* What to work on *
Your task is to print the material below exactly as presented.

* Dataset excerpts *
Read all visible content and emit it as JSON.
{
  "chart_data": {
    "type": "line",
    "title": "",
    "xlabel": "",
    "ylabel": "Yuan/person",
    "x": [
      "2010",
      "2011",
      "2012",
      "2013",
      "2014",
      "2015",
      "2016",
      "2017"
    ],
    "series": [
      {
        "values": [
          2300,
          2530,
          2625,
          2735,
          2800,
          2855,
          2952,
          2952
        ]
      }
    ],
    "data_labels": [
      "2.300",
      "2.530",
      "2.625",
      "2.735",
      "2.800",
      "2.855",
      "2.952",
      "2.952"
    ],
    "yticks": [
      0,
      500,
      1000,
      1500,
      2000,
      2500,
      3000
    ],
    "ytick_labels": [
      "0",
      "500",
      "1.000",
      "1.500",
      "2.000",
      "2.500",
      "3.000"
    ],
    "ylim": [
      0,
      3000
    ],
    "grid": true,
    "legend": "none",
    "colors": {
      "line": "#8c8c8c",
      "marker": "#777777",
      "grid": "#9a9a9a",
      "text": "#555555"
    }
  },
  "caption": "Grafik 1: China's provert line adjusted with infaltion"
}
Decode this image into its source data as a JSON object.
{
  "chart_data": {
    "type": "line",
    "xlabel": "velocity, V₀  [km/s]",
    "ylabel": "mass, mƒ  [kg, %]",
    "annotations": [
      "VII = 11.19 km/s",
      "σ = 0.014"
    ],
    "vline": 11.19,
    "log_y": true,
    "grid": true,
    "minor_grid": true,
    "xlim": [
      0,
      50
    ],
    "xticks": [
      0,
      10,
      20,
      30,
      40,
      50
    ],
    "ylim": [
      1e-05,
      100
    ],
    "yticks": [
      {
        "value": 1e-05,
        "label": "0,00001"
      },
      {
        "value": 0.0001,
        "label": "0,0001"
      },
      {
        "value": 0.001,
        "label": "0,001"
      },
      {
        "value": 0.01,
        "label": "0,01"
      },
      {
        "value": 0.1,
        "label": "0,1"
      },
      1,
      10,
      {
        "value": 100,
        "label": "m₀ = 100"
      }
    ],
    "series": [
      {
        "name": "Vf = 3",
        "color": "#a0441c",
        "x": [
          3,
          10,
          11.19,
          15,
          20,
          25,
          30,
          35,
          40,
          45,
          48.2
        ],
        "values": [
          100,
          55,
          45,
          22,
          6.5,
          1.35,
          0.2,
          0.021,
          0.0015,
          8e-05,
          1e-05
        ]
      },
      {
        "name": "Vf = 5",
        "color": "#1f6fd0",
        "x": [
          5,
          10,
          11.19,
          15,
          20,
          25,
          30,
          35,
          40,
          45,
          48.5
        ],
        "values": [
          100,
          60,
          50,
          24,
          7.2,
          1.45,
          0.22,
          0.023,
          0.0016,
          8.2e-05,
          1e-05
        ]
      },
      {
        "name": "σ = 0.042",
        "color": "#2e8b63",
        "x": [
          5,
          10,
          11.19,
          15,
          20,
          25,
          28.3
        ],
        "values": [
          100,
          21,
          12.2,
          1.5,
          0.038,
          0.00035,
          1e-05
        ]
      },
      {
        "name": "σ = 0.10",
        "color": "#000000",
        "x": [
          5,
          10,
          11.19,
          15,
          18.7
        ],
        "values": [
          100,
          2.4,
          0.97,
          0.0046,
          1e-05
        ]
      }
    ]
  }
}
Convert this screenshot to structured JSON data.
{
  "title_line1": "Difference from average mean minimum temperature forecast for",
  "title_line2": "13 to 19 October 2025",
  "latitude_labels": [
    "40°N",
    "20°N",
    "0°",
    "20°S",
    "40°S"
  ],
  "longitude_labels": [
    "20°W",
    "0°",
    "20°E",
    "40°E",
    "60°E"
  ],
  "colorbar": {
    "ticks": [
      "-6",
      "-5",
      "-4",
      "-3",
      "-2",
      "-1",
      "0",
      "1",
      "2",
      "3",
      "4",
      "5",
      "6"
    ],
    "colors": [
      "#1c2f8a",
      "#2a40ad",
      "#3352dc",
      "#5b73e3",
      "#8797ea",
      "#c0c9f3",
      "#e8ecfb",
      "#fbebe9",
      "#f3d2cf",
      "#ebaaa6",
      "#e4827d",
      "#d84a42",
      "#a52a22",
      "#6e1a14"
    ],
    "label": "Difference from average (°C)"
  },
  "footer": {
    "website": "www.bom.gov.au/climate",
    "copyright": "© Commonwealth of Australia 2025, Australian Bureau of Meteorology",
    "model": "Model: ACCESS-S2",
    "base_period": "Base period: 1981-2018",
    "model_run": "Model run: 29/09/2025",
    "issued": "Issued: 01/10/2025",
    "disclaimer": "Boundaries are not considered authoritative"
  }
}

* Finished answer *
Read all visible content and emit it as JSON.
{
  "chart_data": {
    "type": "line",
    "title": "",
    "xlabel": "",
    "ylabel": "Yuan/person",
    "x": [
      "2010",
      "2011",
      "2012",
      "2013",
      "2014",
      "2015",
      "2016",
      "2017"
    ],
    "series": [
      {
        "values": [
          2300,
          2530,
          2625,
          2735,
          2800,
          2855,
          2952,
          2952
        ]
      }
    ],
    "data_labels": [
      "2.300",
      "2.530",
      "2.625",
      "2.735",
      "2.800",
      "2.855",
      "2.952",
      "2.952"
    ],
    "yticks": [
      0,
      500,
      1000,
      1500,
      2000,
      2500,
      3000
    ],
    "ytick_labels": [
      "0",
      "500",
      "1.000",
      "1.500",
      "2.000",
      "2.500",
      "3.000"
    ],
    "ylim": [
      0,
      3000
    ],
    "grid": true,
    "legend": "none",
    "colors": {
      "line": "#8c8c8c",
      "marker": "#777777",
      "grid": "#9a9a9a",
      "text": "#555555"
    }
  },
  "caption": "Grafik 1: China's provert line adjusted with infaltion"
}
Decode this image into its source data as a JSON object.
{
  "chart_data": {
    "type": "line",
    "xlabel": "velocity, V₀  [km/s]",
    "ylabel": "mass, mƒ  [kg, %]",
    "annotations": [
      "VII = 11.19 km/s",
      "σ = 0.014"
    ],
    "vline": 11.19,
    "log_y": true,
    "grid": true,
    "minor_grid": true,
    "xlim": [
      0,
      50
    ],
    "xticks": [
      0,
      10,
      20,
      30,
      40,
      50
    ],
    "ylim": [
      1e-05,
      100
    ],
    "yticks": [
      {
        "value": 1e-05,
        "label": "0,00001"
      },
      {
        "value": 0.0001,
        "label": "0,0001"
      },
      {
        "value": 0.001,
        "label": "0,001"
      },
      {
        "value": 0.01,
        "label": "0,01"
      },
      {
        "value": 0.1,
        "label": "0,1"
      },
      1,
      10,
      {
        "value": 100,
        "label": "m₀ = 100"
      }
    ],
    "series": [
      {
        "name": "Vf = 3",
        "color": "#a0441c",
        "x": [
          3,
          10,
          11.19,
          15,
          20,
          25,
          30,
          35,
          40,
          45,
          48.2
        ],
        "values": [
          100,
          55,
          45,
          22,
          6.5,
          1.35,
          0.2,
          0.021,
          0.0015,
          8e-05,
          1e-05
        ]
      },
      {
        "name": "Vf = 5",
        "color": "#1f6fd0",
        "x": [
          5,
          10,
          11.19,
          15,
          20,
          25,
          30,
          35,
          40,
          45,
          48.5
        ],
        "values": [
          100,
          60,
          50,
          24,
          7.2,
          1.45,
          0.22,
          0.023,
          0.0016,
          8.2e-05,
          1e-05
        ]
      },
      {
        "name": "σ = 0.042",
        "color": "#2e8b63",
        "x": [
          5,
          10,
          11.19,
          15,
          20,
          25,
          28.3
        ],
        "values": [
          100,
          21,
          12.2,
          1.5,
          0.038,
          0.00035,
          1e-05
        ]
      },
      {
        "name": "σ = 0.10",
        "color": "#000000",
        "x": [
          5,
          10,
          11.19,
          15,
          18.7
        ],
        "values": [
          100,
          2.4,
          0.97,
          0.0046,
          1e-05
        ]
      }
    ]
  }
}
Convert this screenshot to structured JSON data.
{
  "title_line1": "Difference from average mean minimum temperature forecast for",
  "title_line2": "13 to 19 October 2025",
  "latitude_labels": [
    "40°N",
    "20°N",
    "0°",
    "20°S",
    "40°S"
  ],
  "longitude_labels": [
    "20°W",
    "0°",
    "20°E",
    "40°E",
    "60°E"
  ],
  "colorbar": {
    "ticks": [
      "-6",
      "-5",
      "-4",
      "-3",
      "-2",
      "-1",
      "0",
      "1",
      "2",
      "3",
      "4",
      "5",
      "6"
    ],
    "colors": [
      "#1c2f8a",
      "#2a40ad",
      "#3352dc",
      "#5b73e3",
      "#8797ea",
      "#c0c9f3",
      "#e8ecfb",
      "#fbebe9",
      "#f3d2cf",
      "#ebaaa6",
      "#e4827d",
      "#d84a42",
      "#a52a22",
      "#6e1a14"
    ],
    "label": "Difference from average (°C)"
  },
  "footer": {
    "website": "www.bom.gov.au/climate",
    "copyright": "© Commonwealth of Australia 2025, Australian Bureau of Meteorology",
    "model": "Model: ACCESS-S2",
    "base_period": "Base period: 1981-2018",
    "model_run": "Model run: 29/09/2025",
    "issued": "Issued: 01/10/2025",
    "disclaimer": "Boundaries are not considered authoritative"
  }
}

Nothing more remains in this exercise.